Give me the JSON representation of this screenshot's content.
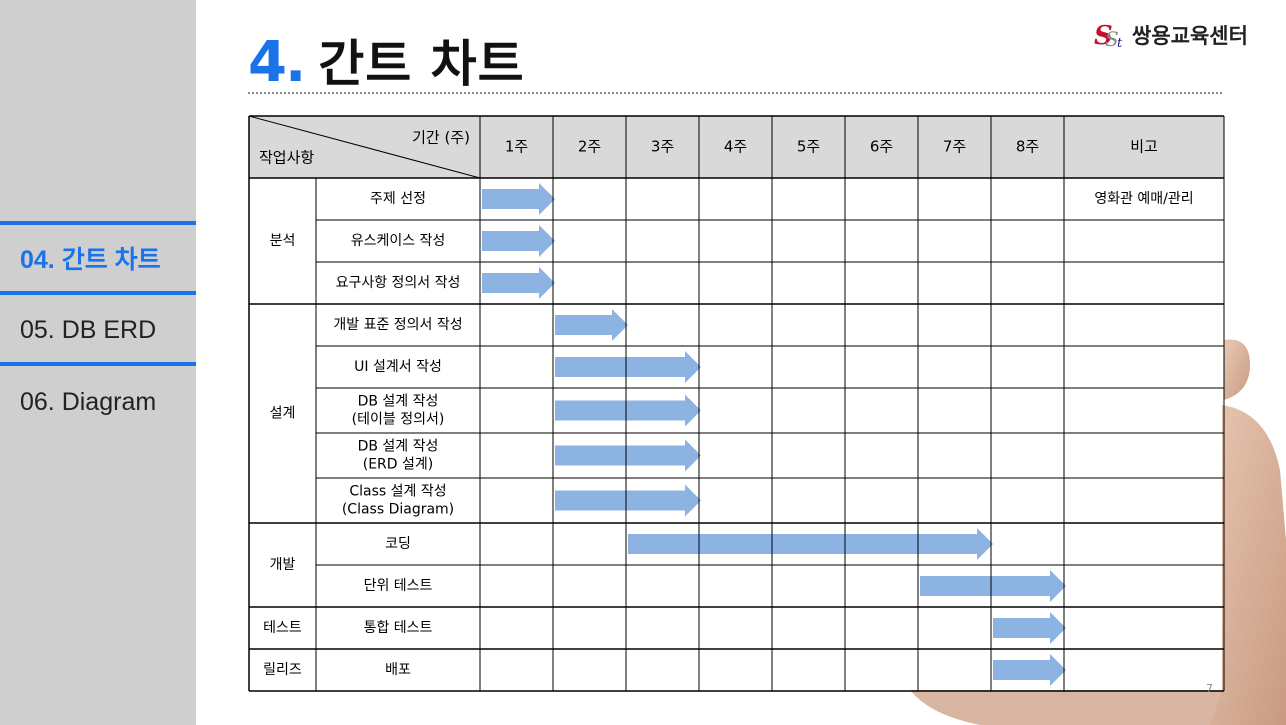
{
  "title": {
    "number": "4.",
    "text": "간트 차트"
  },
  "logo": {
    "text": "쌍용교육센터"
  },
  "nav": {
    "items": [
      {
        "label": "04. 간트 차트",
        "active": true
      },
      {
        "label": "05. DB ERD",
        "active": false
      },
      {
        "label": "06. Diagram",
        "active": false
      }
    ]
  },
  "colors": {
    "accent": "#1a73e8",
    "arrow": "#8db3e2",
    "sidebar": "#cfcfcf",
    "header_bg": "#d9d9d9"
  },
  "page_number": "7",
  "gantt": {
    "corner_top": "기간 (주)",
    "corner_bottom": "작업사항",
    "weeks": [
      "1주",
      "2주",
      "3주",
      "4주",
      "5주",
      "6주",
      "7주",
      "8주"
    ],
    "remark_header": "비고",
    "groups": [
      {
        "label": "분석",
        "rows": [
          {
            "task": [
              "주제 선정"
            ],
            "start": 1,
            "end": 1,
            "remark": "영화관 예매/관리"
          },
          {
            "task": [
              "유스케이스 작성"
            ],
            "start": 1,
            "end": 1,
            "remark": ""
          },
          {
            "task": [
              "요구사항 정의서 작성"
            ],
            "start": 1,
            "end": 1,
            "remark": ""
          }
        ]
      },
      {
        "label": "설계",
        "rows": [
          {
            "task": [
              "개발 표준 정의서 작성"
            ],
            "start": 2,
            "end": 2,
            "remark": ""
          },
          {
            "task": [
              "UI 설계서 작성"
            ],
            "start": 2,
            "end": 3,
            "remark": ""
          },
          {
            "task": [
              "DB 설계 작성",
              "(테이블 정의서)"
            ],
            "start": 2,
            "end": 3,
            "remark": ""
          },
          {
            "task": [
              "DB 설계 작성",
              "(ERD 설계)"
            ],
            "start": 2,
            "end": 3,
            "remark": ""
          },
          {
            "task": [
              "Class 설계 작성",
              "(Class Diagram)"
            ],
            "start": 2,
            "end": 3,
            "remark": ""
          }
        ]
      },
      {
        "label": "개발",
        "rows": [
          {
            "task": [
              "코딩"
            ],
            "start": 3,
            "end": 7,
            "remark": ""
          },
          {
            "task": [
              "단위 테스트"
            ],
            "start": 7,
            "end": 8,
            "remark": ""
          }
        ]
      },
      {
        "label": "테스트",
        "rows": [
          {
            "task": [
              "통합 테스트"
            ],
            "start": 8,
            "end": 8,
            "remark": ""
          }
        ]
      },
      {
        "label": "릴리즈",
        "rows": [
          {
            "task": [
              "배포"
            ],
            "start": 8,
            "end": 8,
            "remark": ""
          }
        ]
      }
    ]
  }
}
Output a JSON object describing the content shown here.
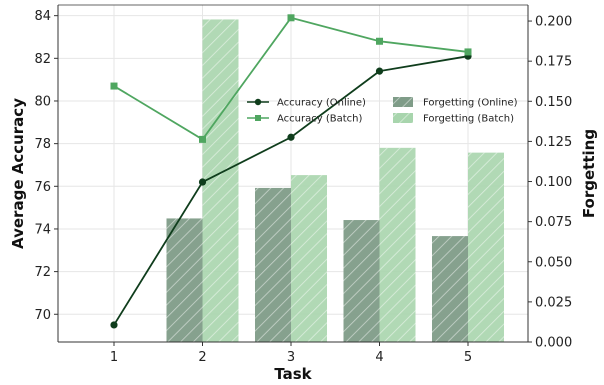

________

▶ **Exercise description**: In your copy of the records, include no pictures; repeat everything else exactly.

▶ **Expected output**:
Give me the JSON representation of this screenshot's content.
{
  "title": {
    "number": "4.",
    "text": "간트 차트"
  },
  "logo": {
    "text": "쌍용교육센터"
  },
  "nav": {
    "items": [
      {
        "label": "04. 간트 차트",
        "active": true
      },
      {
        "label": "05. DB ERD",
        "active": false
      },
      {
        "label": "06. Diagram",
        "active": false
      }
    ]
  },
  "colors": {
    "accent": "#1a73e8",
    "arrow": "#8db3e2",
    "sidebar": "#cfcfcf",
    "header_bg": "#d9d9d9"
  },
  "page_number": "7",
  "gantt": {
    "corner_top": "기간 (주)",
    "corner_bottom": "작업사항",
    "weeks": [
      "1주",
      "2주",
      "3주",
      "4주",
      "5주",
      "6주",
      "7주",
      "8주"
    ],
    "remark_header": "비고",
    "groups": [
      {
        "label": "분석",
        "rows": [
          {
            "task": [
              "주제 선정"
            ],
            "start": 1,
            "end": 1,
            "remark": "영화관 예매/관리"
          },
          {
            "task": [
              "유스케이스 작성"
            ],
            "start": 1,
            "end": 1,
            "remark": ""
          },
          {
            "task": [
              "요구사항 정의서 작성"
            ],
            "start": 1,
            "end": 1,
            "remark": ""
          }
        ]
      },
      {
        "label": "설계",
        "rows": [
          {
            "task": [
              "개발 표준 정의서 작성"
            ],
            "start": 2,
            "end": 2,
            "remark": ""
          },
          {
            "task": [
              "UI 설계서 작성"
            ],
            "start": 2,
            "end": 3,
            "remark": ""
          },
          {
            "task": [
              "DB 설계 작성",
              "(테이블 정의서)"
            ],
            "start": 2,
            "end": 3,
            "remark": ""
          },
          {
            "task": [
              "DB 설계 작성",
              "(ERD 설계)"
            ],
            "start": 2,
            "end": 3,
            "remark": ""
          },
          {
            "task": [
              "Class 설계 작성",
              "(Class Diagram)"
            ],
            "start": 2,
            "end": 3,
            "remark": ""
          }
        ]
      },
      {
        "label": "개발",
        "rows": [
          {
            "task": [
              "코딩"
            ],
            "start": 3,
            "end": 7,
            "remark": ""
          },
          {
            "task": [
              "단위 테스트"
            ],
            "start": 7,
            "end": 8,
            "remark": ""
          }
        ]
      },
      {
        "label": "테스트",
        "rows": [
          {
            "task": [
              "통합 테스트"
            ],
            "start": 8,
            "end": 8,
            "remark": ""
          }
        ]
      },
      {
        "label": "릴리즈",
        "rows": [
          {
            "task": [
              "배포"
            ],
            "start": 8,
            "end": 8,
            "remark": ""
          }
        ]
      }
    ]
  }
}
Output a JSON object describing the content shown here.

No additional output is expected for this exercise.